- PROBLEM REQUIREMENTS -
Repeat each line word for word.

- Saved entries -
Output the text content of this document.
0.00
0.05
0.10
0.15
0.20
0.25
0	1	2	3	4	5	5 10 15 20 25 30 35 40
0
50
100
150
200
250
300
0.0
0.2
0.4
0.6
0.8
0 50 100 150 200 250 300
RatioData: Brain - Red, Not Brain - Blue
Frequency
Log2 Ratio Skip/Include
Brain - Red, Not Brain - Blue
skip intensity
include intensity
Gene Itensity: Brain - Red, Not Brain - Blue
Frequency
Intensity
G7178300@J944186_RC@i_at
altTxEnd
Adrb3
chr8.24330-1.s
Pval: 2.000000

- RESULT OF THE EXERCISE -
Output the text content of this document.
0.00
0.05
0.10
0.15
0.20
0.25
0	1	2	3	4	5	5 10 15 20 25 30 35 40
0
50
100
150
200
250
300
0.0
0.2
0.4
0.6
0.8
0 50 100 150 200 250 300
RatioData: Brain - Red, Not Brain - Blue
Frequency
Log2 Ratio Skip/Include
Brain - Red, Not Brain - Blue
skip intensity
include intensity
Gene Itensity: Brain - Red, Not Brain - Blue
Frequency
Intensity
G7178300@J944186_RC@i_at
altTxEnd
Adrb3
chr8.24330-1.s
Pval: 2.000000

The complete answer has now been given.